» **STATED PROBLEM**: Gather each line in the entries that includes the string "приложении".

A run of records:
++++++
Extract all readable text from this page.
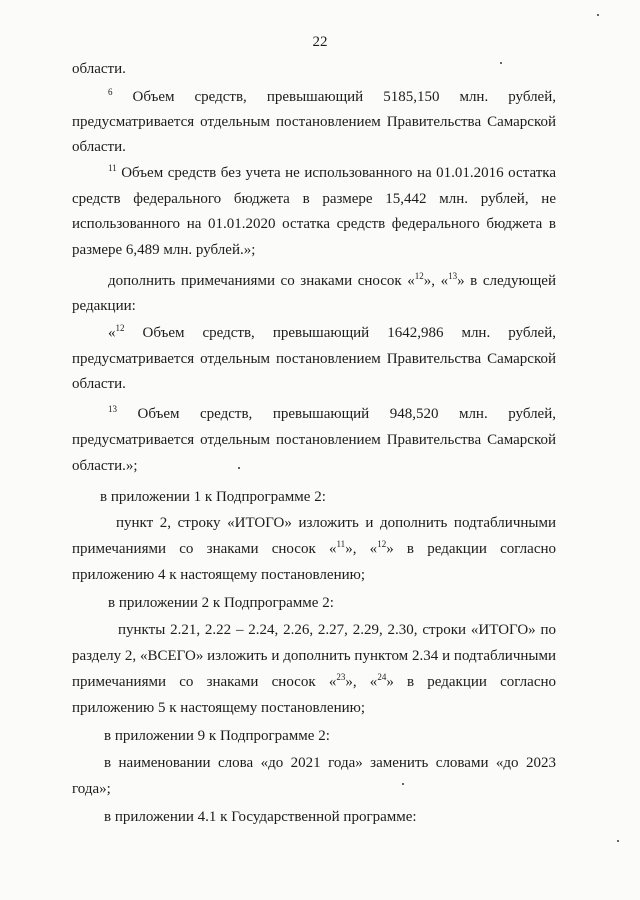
22
области.
$^6$ Объем средств, превышающий 5185,150 млн. рублей,
предусматривается отдельным постановлением Правительства Самарской
области.
$^{11}$ Объем средств без учета не использованного на 01.01.2016 остатка
средств федерального бюджета в размере 15,442 млн. рублей, не
использованного на 01.01.2020 остатка средств федерального бюджета в
размере 6,489 млн. рублей.»;
дополнить примечаниями со знаками сносок «$^{12}$», «$^{13}$» в следующей
редакции:
«$^{12}$ Объем средств, превышающий 1642,986 млн. рублей,
предусматривается отдельным постановлением Правительства Самарской
области.
$^{13}$ Объем средств, превышающий 948,520 млн. рублей,
предусматривается отдельным постановлением Правительства Самарской
области.»;
в приложении 1 к Подпрограмме 2:
пункт 2, строку «ИТОГО» изложить и дополнить подтабличными
примечаниями со знаками сносок «$^{11}$», «$^{12}$» в редакции согласно
приложению 4 к настоящему постановлению;
в приложении 2 к Подпрограмме 2:
пункты 2.21, 2.22 – 2.24, 2.26, 2.27, 2.29, 2.30, строки «ИТОГО» по
разделу 2, «ВСЕГО» изложить и дополнить пунктом 2.34 и подтабличными
примечаниями со знаками сносок «$^{23}$», «$^{24}$» в редакции согласно
приложению 5 к настоящему постановлению;
в приложении 9 к Подпрограмме 2:
в наименовании слова «до 2021 года» заменить словами «до 2023
года»;
в приложении 4.1 к Государственной программе:
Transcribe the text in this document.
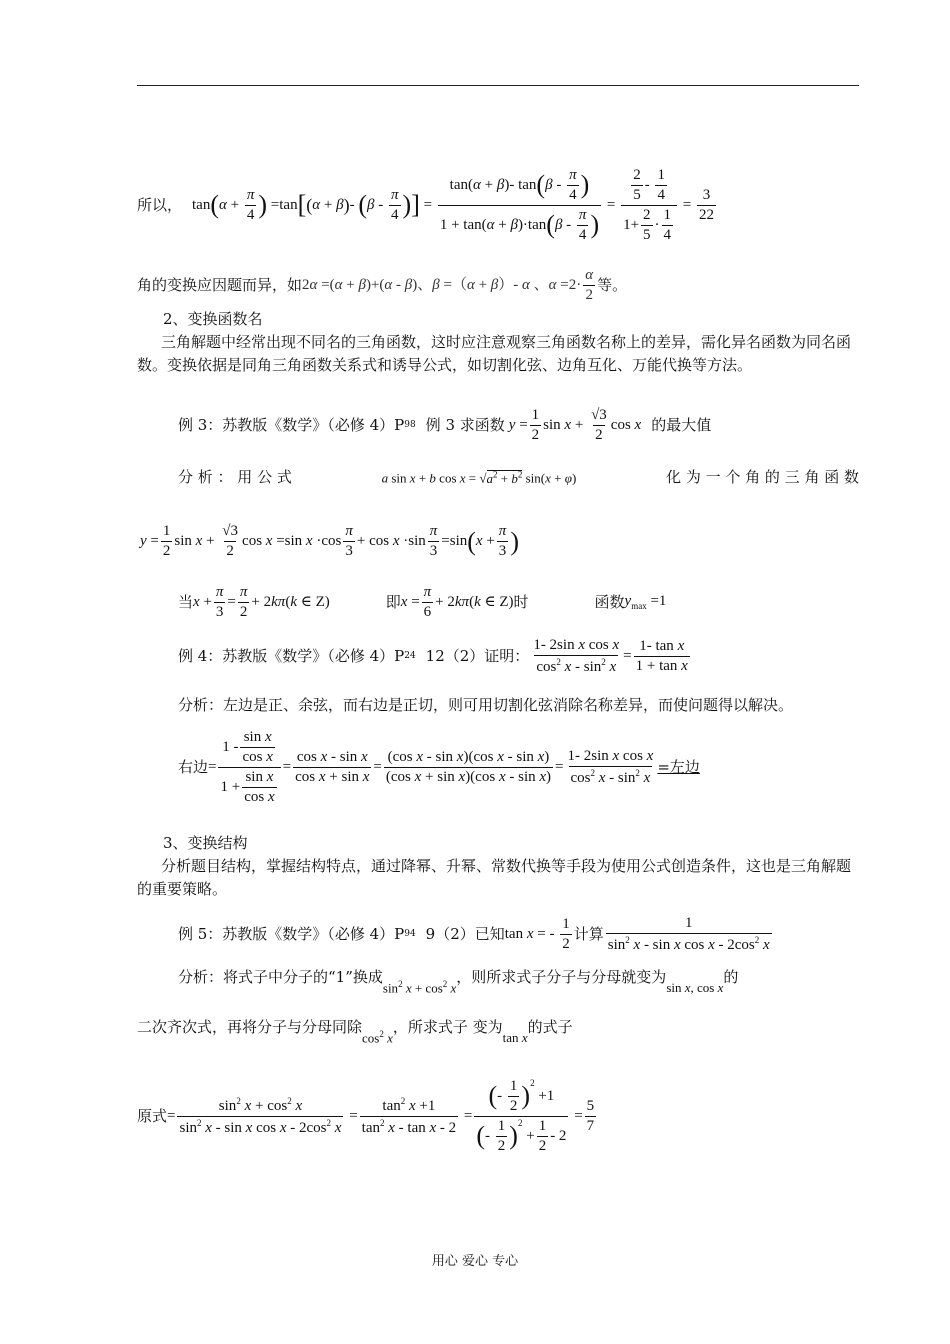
所以， tan ( $\alpha + \frac{\pi}{4}$ ) =tan [ ( α + β ) - ( β - $\frac{\pi}{4}$ ) ] = $\frac{\tan( \alpha + \beta )- \tan ( \beta - \frac{\pi}{4} )}{1 + \tan( \alpha + \beta )\cdot\tan ( \beta - \frac{\pi}{4} )} = \frac{\frac{2}{5} - \frac{1}{4}}{1+ \frac{2}{5} \cdot \frac{1}{4}} = \frac{3}{22}$
角的变换应因题而异，如 2 α =( α + β )+( α - β )、 β =（ α + β ）- α 、 $\alpha =2\cdot \frac{\alpha}{2}$ 等。
2、变换函数名
三角解题中经常出现不同名的三角函数，这时应注意观察三角函数名称上的差异，需化异名函数为同名函数。变换依据是同角三角函数关系式和诱导公式，如切割化弦、边角互化、万能代换等方法。
例 3：苏教版《数学》（必修 4）P 98 例 3 求函数 $y = \frac{1}{2}$ $\sin x + \frac{√3}{2}$ cos x 的最大值
分 析 ： 用 公 式	a sin x + b $\cos x = √a^2 + b^2$ sin(x + φ)	化 为 一 个 角 的 三 角 函 数
$y = \frac{1}{2}$ $\sin x + \frac{√3}{2}$ cos x =sin $x \cdot\cos \frac{\pi}{3} + \cos x \cdot\sin \frac{\pi}{3} =\sin$ ( $x + \frac{\pi}{3}$ )
当 $x + \frac{\pi}{3} = \frac{\pi}{2} + 2$ kπ ( k ∈ Z)	即 $x = \frac{\pi}{6} + 2$ kπ ( k ∈ Z) 时	函数 $y_{max} =1$
例 4：苏教版《数学》（必修 4）P 24 12（2）证明： $\frac{\text{1- 2sin x cos x}}{\cos^2 x - \sin^2 x} = \frac{\text{1- tan x}}{\text{1 + tan x}}$
分析：左边是正、余弦，而右边是正切，则可用切割化弦消除名称差异，而使问题得以解决。
右边 = $\frac{1 - \frac{\text{sin x}}{\text{cos x}}}{1 + \frac{\text{sin x}}{\text{cos x}}} = \frac{\text{cos x - sin x}}{\text{cos x + sin x}} = \frac{\text{(cos x - sin x)(cos x - sin x)}}{\text{(cos x + sin x)(cos x - sin x)}} = \frac{\text{1- 2sin x cos x}}{\cos^2 x - \sin^2 x}$ =左边
3、变换结构
分析题目结构，掌握结构特点，通过降幂、升幂、常数代换等手段为使用公式创造条件，这也是三角解题的重要策略。
例 5：苏教版《数学》（必修 4）P 94 9（2）已知 tan x = - $\frac{1}{2}$ 计算 $\frac{1}{\sin^2 x - \sin x \cos x - 2\cos^2 x}$
分析：将式子中分子的“1”换成
$\sin^2 x + \cos^2 x$
，则所求式子分子与分母就变为
sin x, cos x
的
二次齐次式，再将分子与分母同除
$\cos^2 x$
，所求式子 变为
tan x
的式子
原式 = $\frac{\sin^2 x + \cos^2 x}{\sin^2 x - \sin x \cos x - 2\cos^2 x} = \frac{\tan^2 x +1}{\tan^2 x - \tan x - 2}$ = ( - $\frac{1}{2} )^2$
+1
( - $\frac{1}{2} )^2$
+ $\frac{1}{2} - 2 = \frac{5}{7}$
用心 爱心 专心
++++++
» **CORRECT RESULT**:
в приложении 1 к Подпрограмме 2:
в приложении 2 к Подпрограмме 2:
в приложении 9 к Подпрограмме 2:
в приложении 4.1 к Государственной программе:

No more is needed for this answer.